TASK PROMPT: Locate every line below that contains the word "image" and copy it.

AVAILABLE RECORDS:
====================
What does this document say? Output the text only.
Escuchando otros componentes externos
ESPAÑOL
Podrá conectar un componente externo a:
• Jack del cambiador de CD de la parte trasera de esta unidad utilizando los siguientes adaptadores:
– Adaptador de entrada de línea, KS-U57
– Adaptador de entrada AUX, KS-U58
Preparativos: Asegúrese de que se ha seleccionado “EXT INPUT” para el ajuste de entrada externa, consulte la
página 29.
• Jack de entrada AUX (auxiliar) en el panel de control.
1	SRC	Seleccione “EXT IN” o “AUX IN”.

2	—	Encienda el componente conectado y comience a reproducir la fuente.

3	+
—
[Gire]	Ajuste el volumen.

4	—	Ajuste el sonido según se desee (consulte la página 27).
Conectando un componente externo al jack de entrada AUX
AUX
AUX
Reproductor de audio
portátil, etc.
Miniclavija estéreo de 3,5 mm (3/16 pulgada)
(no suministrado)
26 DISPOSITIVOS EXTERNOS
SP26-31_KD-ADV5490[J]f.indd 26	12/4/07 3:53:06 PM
====================
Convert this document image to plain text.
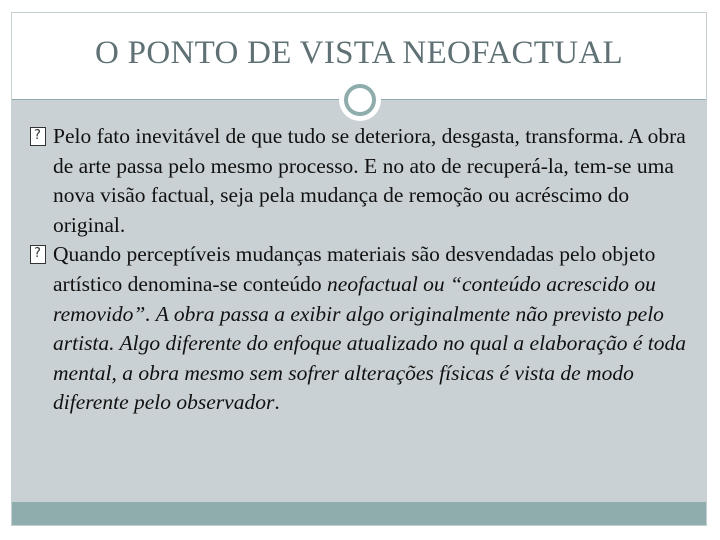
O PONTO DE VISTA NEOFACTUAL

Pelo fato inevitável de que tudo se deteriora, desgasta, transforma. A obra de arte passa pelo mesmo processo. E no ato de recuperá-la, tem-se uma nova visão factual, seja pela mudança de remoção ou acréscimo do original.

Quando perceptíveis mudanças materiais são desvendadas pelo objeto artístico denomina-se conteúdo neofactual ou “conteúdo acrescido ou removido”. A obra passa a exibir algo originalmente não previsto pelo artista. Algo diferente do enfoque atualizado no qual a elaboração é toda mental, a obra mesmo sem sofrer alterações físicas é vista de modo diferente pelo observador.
====================
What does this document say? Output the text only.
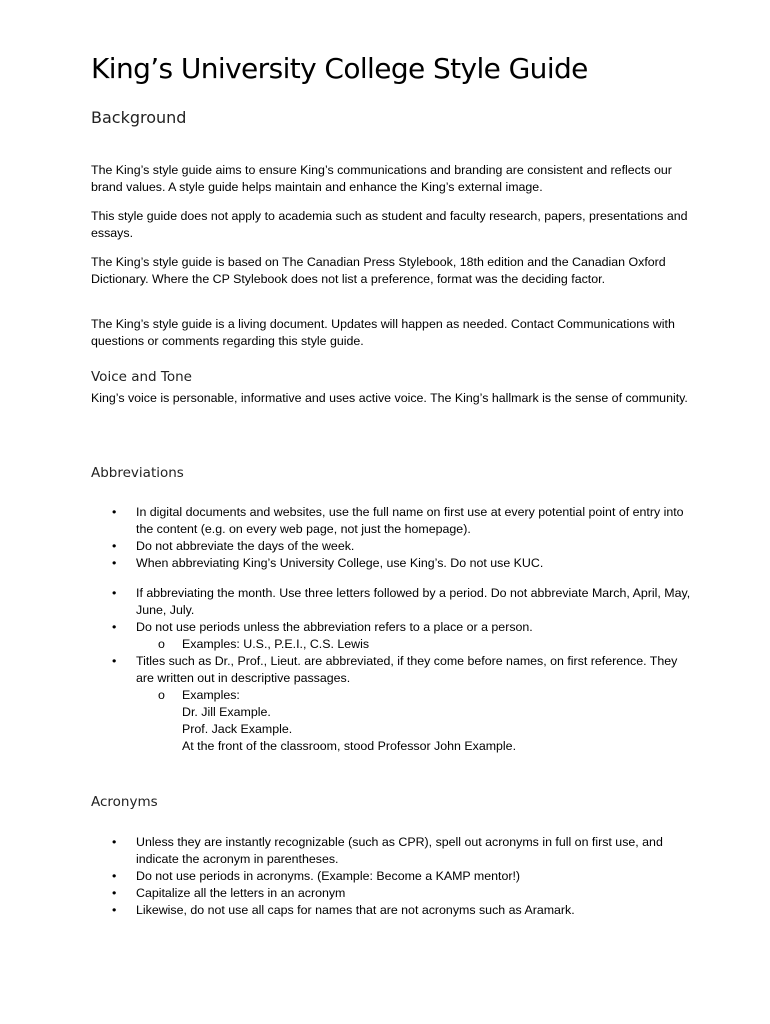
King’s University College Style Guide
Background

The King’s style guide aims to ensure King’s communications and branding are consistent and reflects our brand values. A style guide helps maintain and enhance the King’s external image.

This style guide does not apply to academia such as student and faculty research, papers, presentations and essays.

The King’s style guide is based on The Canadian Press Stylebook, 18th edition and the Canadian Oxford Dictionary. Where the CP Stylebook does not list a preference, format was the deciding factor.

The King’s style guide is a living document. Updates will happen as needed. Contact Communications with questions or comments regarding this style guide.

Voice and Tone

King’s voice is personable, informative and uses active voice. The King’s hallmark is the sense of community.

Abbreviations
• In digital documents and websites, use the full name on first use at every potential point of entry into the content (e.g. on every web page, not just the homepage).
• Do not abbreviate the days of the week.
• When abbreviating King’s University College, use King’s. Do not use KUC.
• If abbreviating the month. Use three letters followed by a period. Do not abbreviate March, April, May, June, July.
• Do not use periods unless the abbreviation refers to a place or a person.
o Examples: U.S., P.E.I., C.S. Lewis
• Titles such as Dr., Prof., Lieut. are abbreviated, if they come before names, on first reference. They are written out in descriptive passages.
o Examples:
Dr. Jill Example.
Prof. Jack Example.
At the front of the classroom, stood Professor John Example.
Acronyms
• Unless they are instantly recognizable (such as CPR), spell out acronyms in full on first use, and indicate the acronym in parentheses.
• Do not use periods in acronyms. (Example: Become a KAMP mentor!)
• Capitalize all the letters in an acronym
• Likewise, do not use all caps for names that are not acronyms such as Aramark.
====================
TASK ANSWER:
Convert this document image to plain text.
The King’s style guide aims to ensure King’s communications and branding are consistent and reflects our brand values. A style guide helps maintain and enhance the King’s external image.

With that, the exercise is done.